Goal of the exercise - Each line containing the word "name" should be found and copied.

>> BEGIN Input rows

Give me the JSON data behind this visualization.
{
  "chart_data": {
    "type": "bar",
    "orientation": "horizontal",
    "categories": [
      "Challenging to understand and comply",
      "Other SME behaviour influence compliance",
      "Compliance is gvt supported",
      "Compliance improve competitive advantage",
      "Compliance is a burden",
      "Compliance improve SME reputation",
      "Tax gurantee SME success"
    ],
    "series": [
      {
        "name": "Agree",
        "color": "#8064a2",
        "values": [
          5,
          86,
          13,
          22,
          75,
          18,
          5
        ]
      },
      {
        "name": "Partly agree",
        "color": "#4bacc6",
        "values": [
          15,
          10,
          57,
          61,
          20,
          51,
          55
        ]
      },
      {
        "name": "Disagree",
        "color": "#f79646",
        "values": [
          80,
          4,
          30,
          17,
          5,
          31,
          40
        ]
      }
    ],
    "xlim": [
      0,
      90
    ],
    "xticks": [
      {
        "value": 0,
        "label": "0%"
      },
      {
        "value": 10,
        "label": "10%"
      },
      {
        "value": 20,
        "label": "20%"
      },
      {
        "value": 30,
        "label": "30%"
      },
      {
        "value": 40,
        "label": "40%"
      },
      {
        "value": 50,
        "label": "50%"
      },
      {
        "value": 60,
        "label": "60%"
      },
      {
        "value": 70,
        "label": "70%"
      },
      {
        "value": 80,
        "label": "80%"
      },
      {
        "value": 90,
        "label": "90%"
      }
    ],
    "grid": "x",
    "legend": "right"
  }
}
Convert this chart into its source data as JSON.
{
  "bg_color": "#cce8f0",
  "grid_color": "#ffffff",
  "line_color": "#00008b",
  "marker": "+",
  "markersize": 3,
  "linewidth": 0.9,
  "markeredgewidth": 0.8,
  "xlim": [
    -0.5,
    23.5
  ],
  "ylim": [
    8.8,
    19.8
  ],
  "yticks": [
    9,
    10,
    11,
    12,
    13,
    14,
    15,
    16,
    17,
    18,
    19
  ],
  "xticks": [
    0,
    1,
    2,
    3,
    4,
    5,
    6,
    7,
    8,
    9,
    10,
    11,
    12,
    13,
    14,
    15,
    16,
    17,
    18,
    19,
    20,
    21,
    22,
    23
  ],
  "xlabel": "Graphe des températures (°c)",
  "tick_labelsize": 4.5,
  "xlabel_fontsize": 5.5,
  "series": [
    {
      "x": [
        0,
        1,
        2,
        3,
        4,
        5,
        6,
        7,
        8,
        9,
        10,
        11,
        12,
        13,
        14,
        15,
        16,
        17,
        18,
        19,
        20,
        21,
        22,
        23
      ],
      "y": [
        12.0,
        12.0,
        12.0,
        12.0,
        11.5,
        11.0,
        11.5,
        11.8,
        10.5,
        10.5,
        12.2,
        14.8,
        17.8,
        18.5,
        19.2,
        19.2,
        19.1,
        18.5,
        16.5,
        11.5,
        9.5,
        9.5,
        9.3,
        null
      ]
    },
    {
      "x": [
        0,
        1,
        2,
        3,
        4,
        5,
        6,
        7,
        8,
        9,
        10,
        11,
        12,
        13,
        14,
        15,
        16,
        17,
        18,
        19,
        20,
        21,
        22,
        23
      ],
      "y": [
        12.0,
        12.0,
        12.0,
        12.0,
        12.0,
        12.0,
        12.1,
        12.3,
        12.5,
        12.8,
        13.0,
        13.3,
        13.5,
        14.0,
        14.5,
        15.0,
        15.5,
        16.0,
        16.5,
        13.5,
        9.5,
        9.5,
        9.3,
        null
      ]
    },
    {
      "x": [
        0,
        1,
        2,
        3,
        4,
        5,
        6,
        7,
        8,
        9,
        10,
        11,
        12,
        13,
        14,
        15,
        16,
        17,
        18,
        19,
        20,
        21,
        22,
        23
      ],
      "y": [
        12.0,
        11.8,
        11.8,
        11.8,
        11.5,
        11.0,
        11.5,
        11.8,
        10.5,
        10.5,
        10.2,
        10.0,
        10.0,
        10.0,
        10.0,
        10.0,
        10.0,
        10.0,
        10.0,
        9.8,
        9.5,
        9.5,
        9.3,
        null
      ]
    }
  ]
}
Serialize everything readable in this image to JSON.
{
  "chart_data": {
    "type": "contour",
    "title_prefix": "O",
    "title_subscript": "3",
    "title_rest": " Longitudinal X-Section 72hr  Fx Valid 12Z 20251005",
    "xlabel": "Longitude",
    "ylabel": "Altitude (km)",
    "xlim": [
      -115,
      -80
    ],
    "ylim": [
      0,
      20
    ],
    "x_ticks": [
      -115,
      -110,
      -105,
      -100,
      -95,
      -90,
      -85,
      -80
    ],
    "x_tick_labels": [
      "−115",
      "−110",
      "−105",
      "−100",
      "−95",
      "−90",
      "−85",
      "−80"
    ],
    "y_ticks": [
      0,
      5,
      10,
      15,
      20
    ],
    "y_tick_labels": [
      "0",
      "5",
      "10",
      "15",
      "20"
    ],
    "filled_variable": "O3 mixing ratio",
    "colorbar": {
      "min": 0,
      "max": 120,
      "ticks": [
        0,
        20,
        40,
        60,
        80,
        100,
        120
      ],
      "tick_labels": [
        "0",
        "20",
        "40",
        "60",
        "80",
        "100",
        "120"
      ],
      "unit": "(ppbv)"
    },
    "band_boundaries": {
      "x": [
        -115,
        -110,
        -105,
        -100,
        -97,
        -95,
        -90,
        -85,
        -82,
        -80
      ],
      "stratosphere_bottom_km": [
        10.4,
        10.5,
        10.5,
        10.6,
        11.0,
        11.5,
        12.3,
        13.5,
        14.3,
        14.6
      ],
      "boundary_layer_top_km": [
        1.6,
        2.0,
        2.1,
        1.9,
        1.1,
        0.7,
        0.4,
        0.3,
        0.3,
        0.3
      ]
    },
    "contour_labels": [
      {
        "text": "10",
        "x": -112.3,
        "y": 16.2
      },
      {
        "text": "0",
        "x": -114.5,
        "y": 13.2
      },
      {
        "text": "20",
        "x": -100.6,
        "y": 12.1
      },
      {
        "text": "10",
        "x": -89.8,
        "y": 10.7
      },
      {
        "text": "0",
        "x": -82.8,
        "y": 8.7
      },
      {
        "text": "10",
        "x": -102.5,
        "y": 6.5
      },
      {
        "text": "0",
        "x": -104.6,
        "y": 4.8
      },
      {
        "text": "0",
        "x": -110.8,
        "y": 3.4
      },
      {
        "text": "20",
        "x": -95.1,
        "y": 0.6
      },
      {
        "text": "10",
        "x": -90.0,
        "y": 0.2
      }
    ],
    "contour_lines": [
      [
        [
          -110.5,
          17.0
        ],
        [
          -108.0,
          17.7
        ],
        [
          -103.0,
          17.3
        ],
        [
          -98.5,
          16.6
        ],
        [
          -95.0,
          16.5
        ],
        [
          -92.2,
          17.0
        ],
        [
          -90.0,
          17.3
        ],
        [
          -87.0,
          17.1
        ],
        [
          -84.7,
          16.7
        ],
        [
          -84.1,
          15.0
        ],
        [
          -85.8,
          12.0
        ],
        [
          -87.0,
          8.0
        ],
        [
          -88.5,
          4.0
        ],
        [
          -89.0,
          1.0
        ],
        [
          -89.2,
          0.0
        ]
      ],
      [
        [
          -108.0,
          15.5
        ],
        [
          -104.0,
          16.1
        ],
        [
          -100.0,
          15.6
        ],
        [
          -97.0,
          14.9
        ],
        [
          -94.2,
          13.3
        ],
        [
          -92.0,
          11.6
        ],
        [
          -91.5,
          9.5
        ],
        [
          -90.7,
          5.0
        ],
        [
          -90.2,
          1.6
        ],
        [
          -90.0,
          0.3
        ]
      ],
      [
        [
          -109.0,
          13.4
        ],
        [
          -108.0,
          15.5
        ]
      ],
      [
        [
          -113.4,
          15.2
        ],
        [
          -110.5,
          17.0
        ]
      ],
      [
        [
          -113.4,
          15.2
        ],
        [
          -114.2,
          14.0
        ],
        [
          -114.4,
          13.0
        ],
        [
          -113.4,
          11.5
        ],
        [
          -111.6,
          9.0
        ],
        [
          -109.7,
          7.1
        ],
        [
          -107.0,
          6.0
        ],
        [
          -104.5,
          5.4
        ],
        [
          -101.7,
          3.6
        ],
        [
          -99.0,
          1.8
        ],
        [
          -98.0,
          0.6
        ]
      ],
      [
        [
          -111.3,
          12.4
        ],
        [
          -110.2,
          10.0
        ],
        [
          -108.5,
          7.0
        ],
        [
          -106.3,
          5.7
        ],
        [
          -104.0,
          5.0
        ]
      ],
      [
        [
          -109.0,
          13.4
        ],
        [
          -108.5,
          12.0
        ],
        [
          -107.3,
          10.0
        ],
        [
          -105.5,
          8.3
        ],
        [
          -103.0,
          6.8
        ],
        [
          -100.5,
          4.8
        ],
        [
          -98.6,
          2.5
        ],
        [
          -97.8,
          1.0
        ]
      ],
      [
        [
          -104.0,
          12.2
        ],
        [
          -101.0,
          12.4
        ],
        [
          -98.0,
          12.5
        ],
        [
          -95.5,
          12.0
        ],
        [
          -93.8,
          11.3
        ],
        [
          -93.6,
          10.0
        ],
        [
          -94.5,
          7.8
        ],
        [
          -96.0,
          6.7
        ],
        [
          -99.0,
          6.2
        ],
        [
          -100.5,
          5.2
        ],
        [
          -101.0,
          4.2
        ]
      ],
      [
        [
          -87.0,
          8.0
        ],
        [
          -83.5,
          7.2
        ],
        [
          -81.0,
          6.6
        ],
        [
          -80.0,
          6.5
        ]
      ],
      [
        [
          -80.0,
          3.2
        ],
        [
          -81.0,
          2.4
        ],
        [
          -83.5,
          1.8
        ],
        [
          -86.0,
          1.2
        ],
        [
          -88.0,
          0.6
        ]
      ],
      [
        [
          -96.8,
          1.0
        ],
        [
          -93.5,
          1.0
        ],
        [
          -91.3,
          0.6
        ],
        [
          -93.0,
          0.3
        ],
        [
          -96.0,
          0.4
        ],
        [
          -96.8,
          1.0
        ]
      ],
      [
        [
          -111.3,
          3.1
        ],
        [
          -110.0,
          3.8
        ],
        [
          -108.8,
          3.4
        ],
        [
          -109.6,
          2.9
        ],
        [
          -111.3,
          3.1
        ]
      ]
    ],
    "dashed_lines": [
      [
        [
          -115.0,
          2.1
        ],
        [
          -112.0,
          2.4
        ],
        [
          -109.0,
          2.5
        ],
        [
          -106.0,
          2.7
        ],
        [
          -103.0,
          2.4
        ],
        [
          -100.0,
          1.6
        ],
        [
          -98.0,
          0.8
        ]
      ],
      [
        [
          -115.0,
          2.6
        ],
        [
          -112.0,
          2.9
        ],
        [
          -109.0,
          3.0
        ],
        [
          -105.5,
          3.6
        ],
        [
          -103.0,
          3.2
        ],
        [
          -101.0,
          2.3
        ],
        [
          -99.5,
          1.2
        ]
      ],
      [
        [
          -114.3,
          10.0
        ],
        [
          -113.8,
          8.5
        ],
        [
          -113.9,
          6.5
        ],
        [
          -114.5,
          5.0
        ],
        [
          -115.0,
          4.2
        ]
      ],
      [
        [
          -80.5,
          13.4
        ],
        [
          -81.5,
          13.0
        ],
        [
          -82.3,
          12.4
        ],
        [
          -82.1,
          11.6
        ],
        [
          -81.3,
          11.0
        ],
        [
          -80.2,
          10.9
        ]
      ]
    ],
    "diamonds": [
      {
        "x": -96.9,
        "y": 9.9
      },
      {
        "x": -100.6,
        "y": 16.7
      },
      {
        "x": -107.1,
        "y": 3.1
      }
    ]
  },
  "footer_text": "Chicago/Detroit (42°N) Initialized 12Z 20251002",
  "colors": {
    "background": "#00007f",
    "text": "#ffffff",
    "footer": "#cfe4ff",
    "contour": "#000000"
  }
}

>> END Input rows

Right answer -
        "name": "Agree",
        "name": "Partly agree",
        "name": "Disagree",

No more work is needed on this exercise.